- **Exercise description**: Begin at the first line of the listing and stop after the line containing "data-point-error-cp bbox=[166, 40, 175, 48]". Rewrite those lines with "major-gridlines" switched to "minor-gridlines", leaving everything else unchanged.

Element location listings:
○ ○ ○

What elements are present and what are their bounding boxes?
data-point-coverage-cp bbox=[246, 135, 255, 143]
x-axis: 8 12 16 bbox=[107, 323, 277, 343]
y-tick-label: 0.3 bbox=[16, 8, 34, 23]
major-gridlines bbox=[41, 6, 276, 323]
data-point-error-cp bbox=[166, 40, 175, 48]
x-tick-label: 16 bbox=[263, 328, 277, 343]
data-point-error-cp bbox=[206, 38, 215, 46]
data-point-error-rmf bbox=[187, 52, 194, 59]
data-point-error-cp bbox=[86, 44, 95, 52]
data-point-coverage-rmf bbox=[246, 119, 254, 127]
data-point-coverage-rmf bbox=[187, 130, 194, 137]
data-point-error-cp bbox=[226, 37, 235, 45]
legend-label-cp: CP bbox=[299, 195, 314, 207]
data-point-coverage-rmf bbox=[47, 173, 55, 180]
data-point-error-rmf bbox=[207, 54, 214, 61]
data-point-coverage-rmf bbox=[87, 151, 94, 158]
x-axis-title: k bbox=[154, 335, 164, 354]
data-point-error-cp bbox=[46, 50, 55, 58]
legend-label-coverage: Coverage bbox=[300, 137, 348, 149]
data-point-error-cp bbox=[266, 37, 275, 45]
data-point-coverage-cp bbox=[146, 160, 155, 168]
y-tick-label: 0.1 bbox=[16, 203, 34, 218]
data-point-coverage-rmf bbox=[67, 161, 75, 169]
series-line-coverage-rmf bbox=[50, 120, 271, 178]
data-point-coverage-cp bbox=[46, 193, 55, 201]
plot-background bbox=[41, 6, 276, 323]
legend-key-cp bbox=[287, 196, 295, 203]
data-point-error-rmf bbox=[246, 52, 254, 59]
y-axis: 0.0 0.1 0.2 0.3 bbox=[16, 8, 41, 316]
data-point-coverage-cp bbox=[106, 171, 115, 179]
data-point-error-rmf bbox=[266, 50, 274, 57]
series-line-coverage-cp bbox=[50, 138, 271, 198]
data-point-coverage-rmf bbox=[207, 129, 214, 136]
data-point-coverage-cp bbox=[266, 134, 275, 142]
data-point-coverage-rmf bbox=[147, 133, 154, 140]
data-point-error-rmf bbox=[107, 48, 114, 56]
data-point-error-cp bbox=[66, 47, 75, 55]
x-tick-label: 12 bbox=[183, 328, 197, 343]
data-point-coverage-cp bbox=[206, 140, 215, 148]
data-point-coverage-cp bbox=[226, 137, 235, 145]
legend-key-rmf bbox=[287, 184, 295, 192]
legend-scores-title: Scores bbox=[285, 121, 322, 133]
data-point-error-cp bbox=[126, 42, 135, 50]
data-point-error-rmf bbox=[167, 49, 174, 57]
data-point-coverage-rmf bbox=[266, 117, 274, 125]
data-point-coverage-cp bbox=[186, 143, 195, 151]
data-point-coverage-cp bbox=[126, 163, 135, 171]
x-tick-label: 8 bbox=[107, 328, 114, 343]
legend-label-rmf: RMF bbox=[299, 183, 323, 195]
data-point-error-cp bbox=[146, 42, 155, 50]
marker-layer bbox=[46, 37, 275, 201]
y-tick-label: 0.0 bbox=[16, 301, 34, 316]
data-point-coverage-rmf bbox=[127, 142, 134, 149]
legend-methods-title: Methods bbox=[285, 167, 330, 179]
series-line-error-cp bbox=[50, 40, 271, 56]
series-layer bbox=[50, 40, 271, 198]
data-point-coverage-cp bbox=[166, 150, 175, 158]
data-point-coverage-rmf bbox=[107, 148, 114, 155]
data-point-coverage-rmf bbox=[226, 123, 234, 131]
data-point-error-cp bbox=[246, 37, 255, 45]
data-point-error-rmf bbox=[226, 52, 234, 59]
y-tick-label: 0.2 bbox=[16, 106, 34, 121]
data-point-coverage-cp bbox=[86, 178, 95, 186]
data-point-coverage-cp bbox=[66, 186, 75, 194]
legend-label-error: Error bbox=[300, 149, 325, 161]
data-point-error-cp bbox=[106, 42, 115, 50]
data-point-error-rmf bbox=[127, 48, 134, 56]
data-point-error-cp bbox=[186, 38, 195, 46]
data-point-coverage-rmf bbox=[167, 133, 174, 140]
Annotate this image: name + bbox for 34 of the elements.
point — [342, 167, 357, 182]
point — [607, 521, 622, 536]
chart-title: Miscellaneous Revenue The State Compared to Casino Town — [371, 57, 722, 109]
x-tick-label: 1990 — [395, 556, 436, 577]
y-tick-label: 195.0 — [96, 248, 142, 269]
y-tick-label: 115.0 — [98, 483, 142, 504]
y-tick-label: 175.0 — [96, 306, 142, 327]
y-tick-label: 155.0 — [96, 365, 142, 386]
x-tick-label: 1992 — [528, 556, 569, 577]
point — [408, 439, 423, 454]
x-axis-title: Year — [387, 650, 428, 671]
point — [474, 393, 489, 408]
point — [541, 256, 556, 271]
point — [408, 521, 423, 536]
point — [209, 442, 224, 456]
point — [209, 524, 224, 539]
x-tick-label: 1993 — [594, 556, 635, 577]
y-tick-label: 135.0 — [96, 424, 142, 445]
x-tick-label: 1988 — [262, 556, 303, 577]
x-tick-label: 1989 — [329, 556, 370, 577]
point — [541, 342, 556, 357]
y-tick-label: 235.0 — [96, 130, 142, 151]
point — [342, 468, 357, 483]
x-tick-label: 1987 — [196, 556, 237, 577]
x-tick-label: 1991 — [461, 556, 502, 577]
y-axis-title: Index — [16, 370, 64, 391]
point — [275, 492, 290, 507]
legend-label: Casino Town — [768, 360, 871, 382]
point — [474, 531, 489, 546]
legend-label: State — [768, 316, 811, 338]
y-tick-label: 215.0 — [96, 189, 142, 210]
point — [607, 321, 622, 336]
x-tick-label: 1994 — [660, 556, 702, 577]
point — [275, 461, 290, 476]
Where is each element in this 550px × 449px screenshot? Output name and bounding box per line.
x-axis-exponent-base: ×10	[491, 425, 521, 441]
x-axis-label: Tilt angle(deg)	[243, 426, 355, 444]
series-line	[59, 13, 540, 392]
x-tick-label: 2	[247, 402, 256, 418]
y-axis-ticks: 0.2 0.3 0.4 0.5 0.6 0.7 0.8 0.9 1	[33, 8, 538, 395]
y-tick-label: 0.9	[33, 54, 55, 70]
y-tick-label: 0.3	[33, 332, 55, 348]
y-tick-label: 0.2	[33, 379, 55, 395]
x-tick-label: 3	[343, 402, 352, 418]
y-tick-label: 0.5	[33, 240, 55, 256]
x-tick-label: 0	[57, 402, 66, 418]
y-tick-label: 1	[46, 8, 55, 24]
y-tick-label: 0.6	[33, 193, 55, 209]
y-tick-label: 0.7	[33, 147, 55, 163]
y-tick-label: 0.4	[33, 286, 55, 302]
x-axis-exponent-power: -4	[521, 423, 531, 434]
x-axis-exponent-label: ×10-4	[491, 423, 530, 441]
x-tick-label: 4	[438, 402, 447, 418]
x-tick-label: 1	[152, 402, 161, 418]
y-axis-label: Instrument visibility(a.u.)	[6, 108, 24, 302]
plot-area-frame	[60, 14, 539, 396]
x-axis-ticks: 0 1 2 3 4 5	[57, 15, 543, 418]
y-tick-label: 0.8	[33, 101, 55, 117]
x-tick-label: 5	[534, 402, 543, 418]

○ ○ ○

- **Task output**:
What elements are present and what are their bounding boxes?
data-point-coverage-cp bbox=[246, 135, 255, 143]
x-axis: 8 12 16 bbox=[107, 323, 277, 343]
y-tick-label: 0.3 bbox=[16, 8, 34, 23]
minor-gridlines bbox=[41, 6, 276, 323]
data-point-error-cp bbox=[166, 40, 175, 48]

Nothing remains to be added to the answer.